WHAT YOU SHOULD DO:
Would you quote every entry exactly, dropping only the pictures?

=== RECORDS PROVIDED ===

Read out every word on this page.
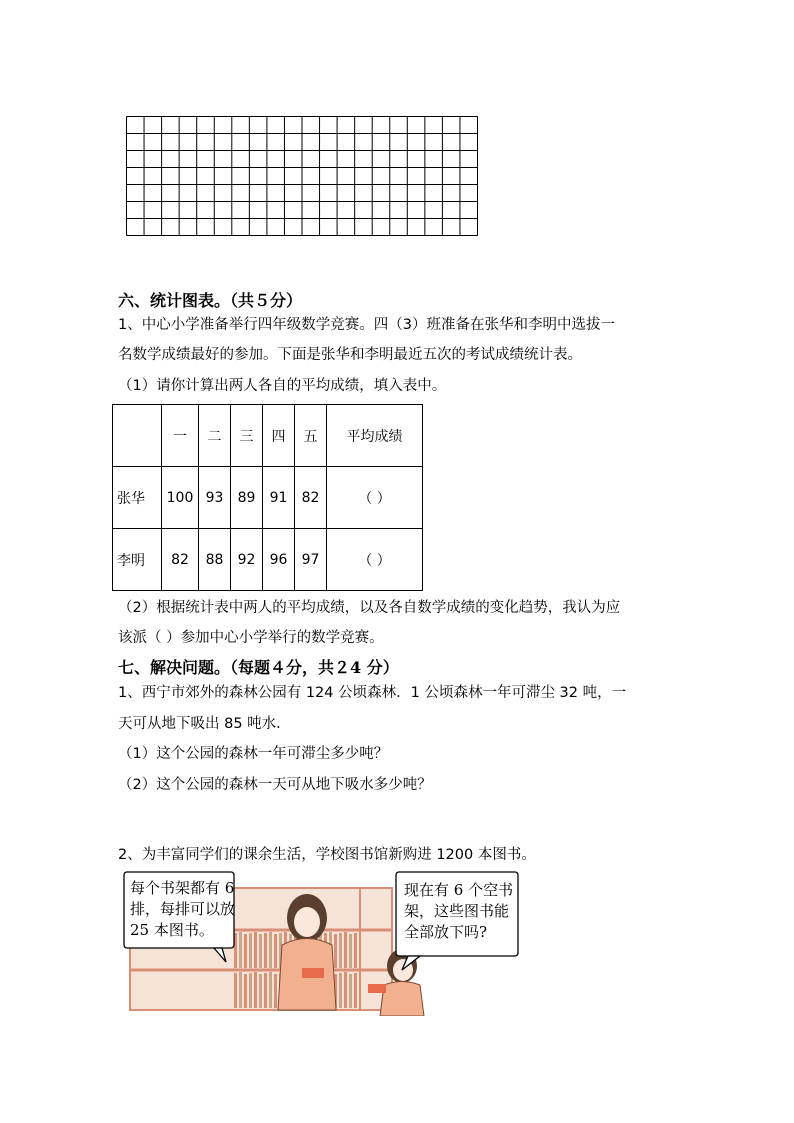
六、统计图表。（共５分）
1、中心小学准备举行四年级数学竞赛。四（3）班准备在张华和李明中选拔一
名数学成绩最好的参加。下面是张华和李明最近五次的考试成绩统计表。
（1）请你计算出两人各自的平均成绩，填入表中。
	一	二	三	四	五	平均成绩
张华	100	93	89	91	82	（ ）
李明	82	88	92	96	97	（ ）
（2）根据统计表中两人的平均成绩，以及各自数学成绩的变化趋势，我认为应
该派（ ）参加中心小学举行的数学竞赛。
七、解决问题。（每题４分，共２4 分）
1、西宁市郊外的森林公园有 124 公顷森林．1 公顷森林一年可滞尘 32 吨，一
天可从地下吸出 85 吨水．
（1）这个公园的森林一年可滞尘多少吨？
（2）这个公园的森林一天可从地下吸水多少吨？
2、为丰富同学们的课余生活，学校图书馆新购进 1200 本图书。
每个书架都有 6
排，每排可以放
25 本图书。
现在有 6 个空书
架，这些图书能
全部放下吗?
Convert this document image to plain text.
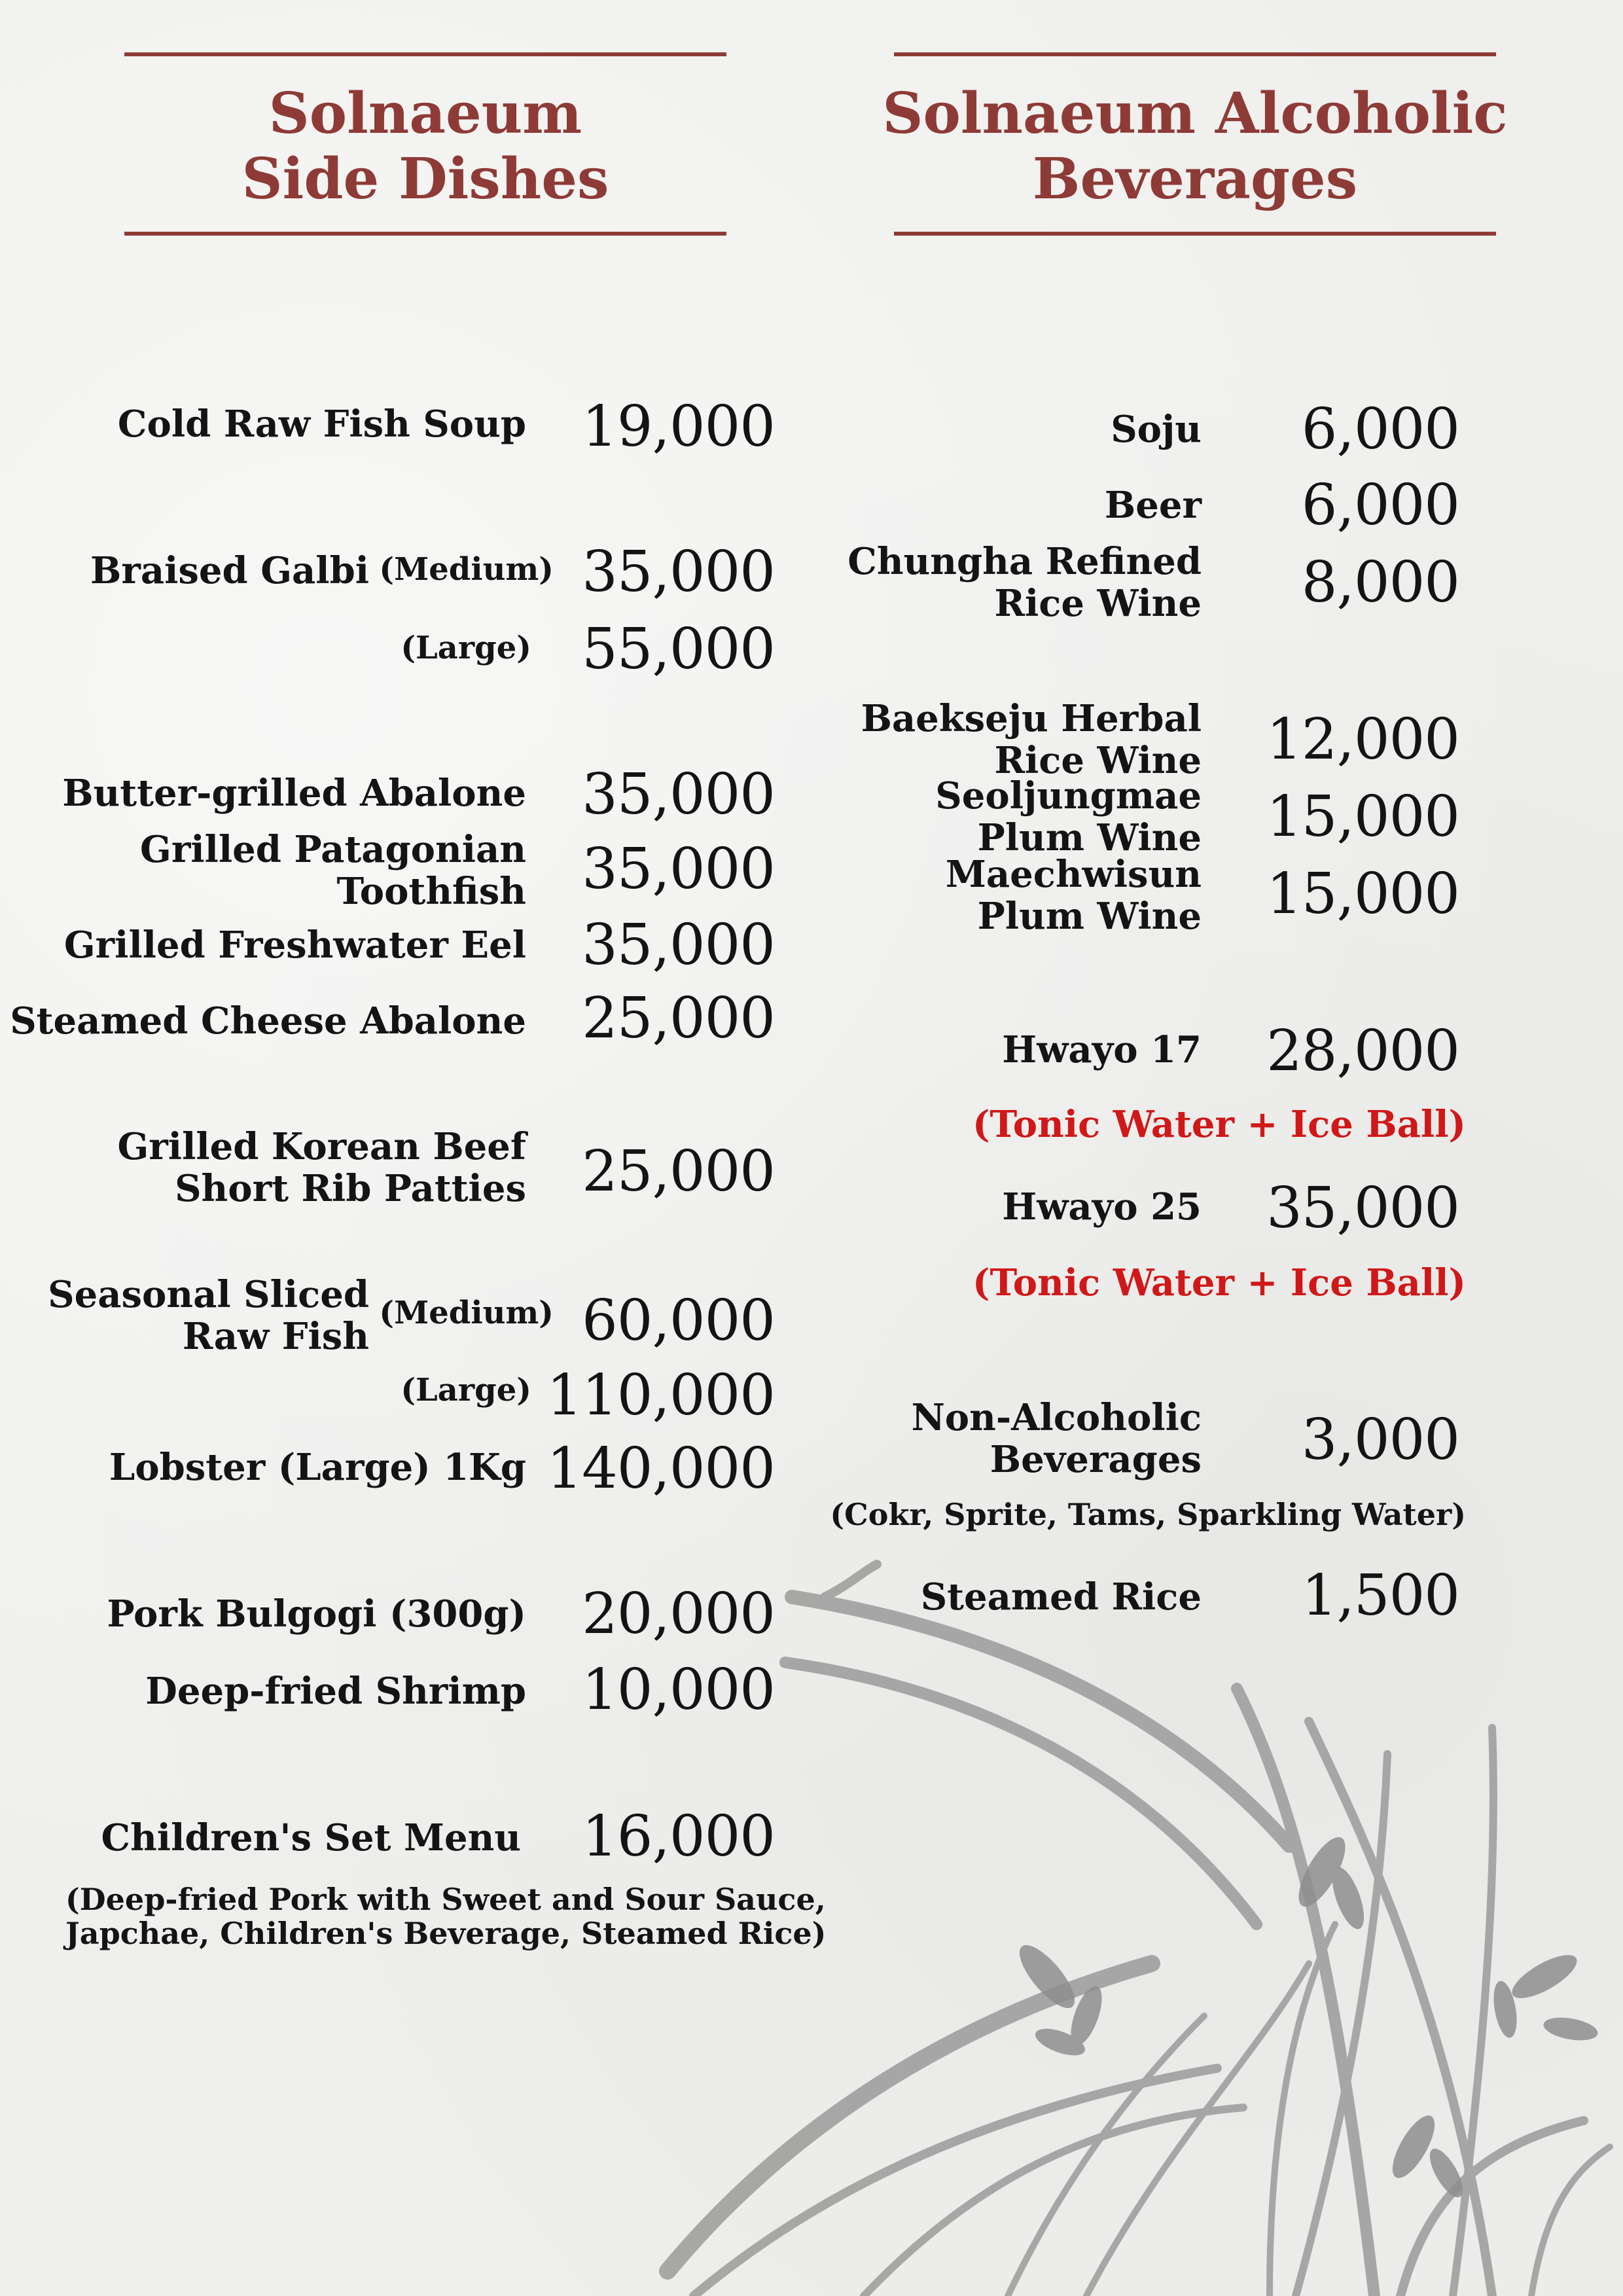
Solnaeum
Side Dishes
Solnaeum Alcoholic
Beverages
Cold Raw Fish Soup 19,000
Braised Galbi (Medium) 35,000
(Large) 55,000
Butter-grilled Abalone 35,000
Grilled Patagonian
Toothfish 35,000
Grilled Freshwater Eel 35,000
Steamed Cheese Abalone 25,000
Grilled Korean Beef
Short Rib Patties 25,000
Seasonal Sliced
Raw Fish
(Medium) 60,000
(Large) 110,000
Lobster (Large) 1Kg 140,000
Pork Bulgogi (300g) 20,000
Deep-fried Shrimp 10,000
Children's Set Menu 16,000
(Deep-fried Pork with Sweet and Sour Sauce,
Japchae, Children's Beverage, Steamed Rice)
Soju 6,000
Beer 6,000
Chungha Refined
Rice Wine 8,000
Baekseju Herbal
Rice Wine 12,000
Seoljungmae
Plum Wine 15,000
Maechwisun
Plum Wine 15,000
Hwayo 17 28,000
(Tonic Water + Ice Ball)
Hwayo 25 35,000
(Tonic Water + Ice Ball)
Non-Alcoholic
Beverages 3,000
(Cokr, Sprite, Tams, Sparkling Water)
Steamed Rice 1,500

===

ANSWER FOR THE TASK:
Read out every word on this page.
六、统计图表。（共５分）
1、中心小学准备举行四年级数学竞赛。四（3）班准备在张华和李明中选拔一
名数学成绩最好的参加。下面是张华和李明最近五次的考试成绩统计表。
（1）请你计算出两人各自的平均成绩，填入表中。
	一	二	三	四	五	平均成绩
张华	100	93	89	91	82	（ ）
李明	82	88	92	96	97	（ ）
（2）根据统计表中两人的平均成绩，以及各自数学成绩的变化趋势，我认为应
该派（ ）参加中心小学举行的数学竞赛。
七、解决问题。（每题４分，共２4 分）
1、西宁市郊外的森林公园有 124 公顷森林．1 公顷森林一年可滞尘 32 吨，一
天可从地下吸出 85 吨水．
（1）这个公园的森林一年可滞尘多少吨？
（2）这个公园的森林一天可从地下吸水多少吨？
2、为丰富同学们的课余生活，学校图书馆新购进 1200 本图书。
每个书架都有 6
排，每排可以放
25 本图书。
现在有 6 个空书
架，这些图书能
全部放下吗?
Convert this document image to plain text.
Solnaeum
Side Dishes
Solnaeum Alcoholic
Beverages
Cold Raw Fish Soup 19,000
Braised Galbi (Medium) 35,000
(Large) 55,000
Butter-grilled Abalone 35,000
Grilled Patagonian
Toothfish 35,000
Grilled Freshwater Eel 35,000
Steamed Cheese Abalone 25,000
Grilled Korean Beef
Short Rib Patties 25,000
Seasonal Sliced
Raw Fish
(Medium) 60,000
(Large) 110,000
Lobster (Large) 1Kg 140,000
Pork Bulgogi (300g) 20,000
Deep-fried Shrimp 10,000
Children's Set Menu 16,000
(Deep-fried Pork with Sweet and Sour Sauce,
Japchae, Children's Beverage, Steamed Rice)
Soju 6,000
Beer 6,000
Chungha Refined
Rice Wine 8,000
Baekseju Herbal
Rice Wine 12,000
Seoljungmae
Plum Wine 15,000
Maechwisun
Plum Wine 15,000
Hwayo 17 28,000
(Tonic Water + Ice Ball)
Hwayo 25 35,000
(Tonic Water + Ice Ball)
Non-Alcoholic
Beverages 3,000
(Cokr, Sprite, Tams, Sparkling Water)
Steamed Rice 1,500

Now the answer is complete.